• _Task_: Each entry here needs to be set down again exactly, please; pictures are left out.

********

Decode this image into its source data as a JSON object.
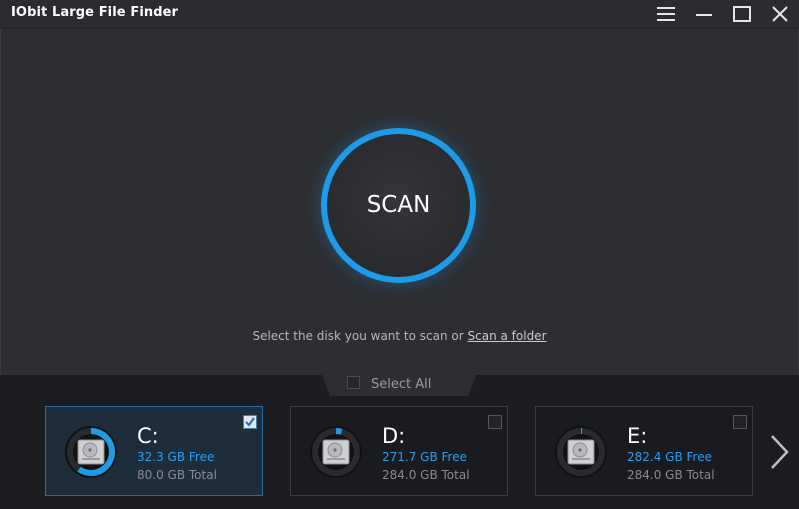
{
  "window": {
    "title": "IObit Large File Finder",
    "controls": [
      "menu-icon",
      "minimize-icon",
      "maximize-icon",
      "close-icon"
    ]
  },
  "scan": {
    "button_label": "SCAN",
    "hint_text": "Select the disk you want to scan or ",
    "hint_link": "Scan a folder"
  },
  "select_all": {
    "label": "Select All",
    "checked": false
  },
  "disks": [
    {
      "letter": "C:",
      "free": "32.3 GB Free",
      "total": "80.0 GB Total",
      "used_fraction": 0.596,
      "selected": true
    },
    {
      "letter": "D:",
      "free": "271.7 GB Free",
      "total": "284.0 GB Total",
      "used_fraction": 0.043,
      "selected": false
    },
    {
      "letter": "E:",
      "free": "282.4 GB Free",
      "total": "284.0 GB Total",
      "used_fraction": 0.006,
      "selected": false
    }
  ],
  "colors": {
    "accent": "#1e9be8",
    "free_text": "#2a9ef0",
    "background": "#2d2e32",
    "panel": "#1c1d20"
  }
}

********

• _Result of this task_:
Decode this image into its source data as a JSON object.
{
  "window": {
    "title": "IObit Large File Finder",
    "controls": [
      "menu-icon",
      "minimize-icon",
      "maximize-icon",
      "close-icon"
    ]
  },
  "scan": {
    "button_label": "SCAN",
    "hint_text": "Select the disk you want to scan or ",
    "hint_link": "Scan a folder"
  },
  "select_all": {
    "label": "Select All",
    "checked": false
  },
  "disks": [
    {
      "letter": "C:",
      "free": "32.3 GB Free",
      "total": "80.0 GB Total",
      "used_fraction": 0.596,
      "selected": true
    },
    {
      "letter": "D:",
      "free": "271.7 GB Free",
      "total": "284.0 GB Total",
      "used_fraction": 0.043,
      "selected": false
    },
    {
      "letter": "E:",
      "free": "282.4 GB Free",
      "total": "284.0 GB Total",
      "used_fraction": 0.006,
      "selected": false
    }
  ],
  "colors": {
    "accent": "#1e9be8",
    "free_text": "#2a9ef0",
    "background": "#2d2e32",
    "panel": "#1c1d20"
  }
}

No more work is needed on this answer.